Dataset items
☆ ☆ ☆ ☆ ☆ ☆ ☆

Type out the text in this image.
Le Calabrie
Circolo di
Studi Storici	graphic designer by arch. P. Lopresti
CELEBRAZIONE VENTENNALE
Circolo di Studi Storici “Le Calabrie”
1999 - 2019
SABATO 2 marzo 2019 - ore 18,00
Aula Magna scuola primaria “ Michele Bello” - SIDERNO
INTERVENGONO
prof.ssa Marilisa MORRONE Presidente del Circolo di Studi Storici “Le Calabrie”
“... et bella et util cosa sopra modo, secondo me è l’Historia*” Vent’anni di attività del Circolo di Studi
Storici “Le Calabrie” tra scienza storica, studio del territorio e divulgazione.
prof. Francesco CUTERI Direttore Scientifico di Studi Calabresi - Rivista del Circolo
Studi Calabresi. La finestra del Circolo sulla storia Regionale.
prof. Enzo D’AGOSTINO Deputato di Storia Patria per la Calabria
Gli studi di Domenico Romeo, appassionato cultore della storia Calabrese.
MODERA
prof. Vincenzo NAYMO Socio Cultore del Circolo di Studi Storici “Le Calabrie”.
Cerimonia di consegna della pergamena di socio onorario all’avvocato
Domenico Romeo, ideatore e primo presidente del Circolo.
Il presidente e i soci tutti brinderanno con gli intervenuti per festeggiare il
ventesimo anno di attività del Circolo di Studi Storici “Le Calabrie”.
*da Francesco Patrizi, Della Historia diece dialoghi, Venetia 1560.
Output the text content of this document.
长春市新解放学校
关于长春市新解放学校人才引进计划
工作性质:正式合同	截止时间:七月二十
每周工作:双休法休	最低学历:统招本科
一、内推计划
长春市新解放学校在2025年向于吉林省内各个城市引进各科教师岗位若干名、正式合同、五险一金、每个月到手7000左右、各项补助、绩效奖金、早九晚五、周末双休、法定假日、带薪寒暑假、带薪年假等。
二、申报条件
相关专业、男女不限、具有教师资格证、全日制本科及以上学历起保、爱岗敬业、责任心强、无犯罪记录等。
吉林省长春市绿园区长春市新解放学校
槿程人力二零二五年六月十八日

☆ ☆ ☆ ☆ ☆ ☆ ☆

■ Brief ■
Print out the whole listing exactly as it appears.

■ Written reply ■
Type out the text in this image.
Le Calabrie
Circolo di
Studi Storici	graphic designer by arch. P. Lopresti
CELEBRAZIONE VENTENNALE
Circolo di Studi Storici “Le Calabrie”
1999 - 2019
SABATO 2 marzo 2019 - ore 18,00
Aula Magna scuola primaria “ Michele Bello” - SIDERNO
INTERVENGONO
prof.ssa Marilisa MORRONE Presidente del Circolo di Studi Storici “Le Calabrie”
“... et bella et util cosa sopra modo, secondo me è l’Historia*” Vent’anni di attività del Circolo di Studi
Storici “Le Calabrie” tra scienza storica, studio del territorio e divulgazione.
prof. Francesco CUTERI Direttore Scientifico di Studi Calabresi - Rivista del Circolo
Studi Calabresi. La finestra del Circolo sulla storia Regionale.
prof. Enzo D’AGOSTINO Deputato di Storia Patria per la Calabria
Gli studi di Domenico Romeo, appassionato cultore della storia Calabrese.
MODERA
prof. Vincenzo NAYMO Socio Cultore del Circolo di Studi Storici “Le Calabrie”.
Cerimonia di consegna della pergamena di socio onorario all’avvocato
Domenico Romeo, ideatore e primo presidente del Circolo.
Il presidente e i soci tutti brinderanno con gli intervenuti per festeggiare il
ventesimo anno di attività del Circolo di Studi Storici “Le Calabrie”.
*da Francesco Patrizi, Della Historia diece dialoghi, Venetia 1560.
Output the text content of this document.
长春市新解放学校
关于长春市新解放学校人才引进计划
工作性质:正式合同	截止时间:七月二十
每周工作:双休法休	最低学历:统招本科
一、内推计划
长春市新解放学校在2025年向于吉林省内各个城市引进各科教师岗位若干名、正式合同、五险一金、每个月到手7000左右、各项补助、绩效奖金、早九晚五、周末双休、法定假日、带薪寒暑假、带薪年假等。
二、申报条件
相关专业、男女不限、具有教师资格证、全日制本科及以上学历起保、爱岗敬业、责任心强、无犯罪记录等。
吉林省长春市绿园区长春市新解放学校
槿程人力二零二五年六月十八日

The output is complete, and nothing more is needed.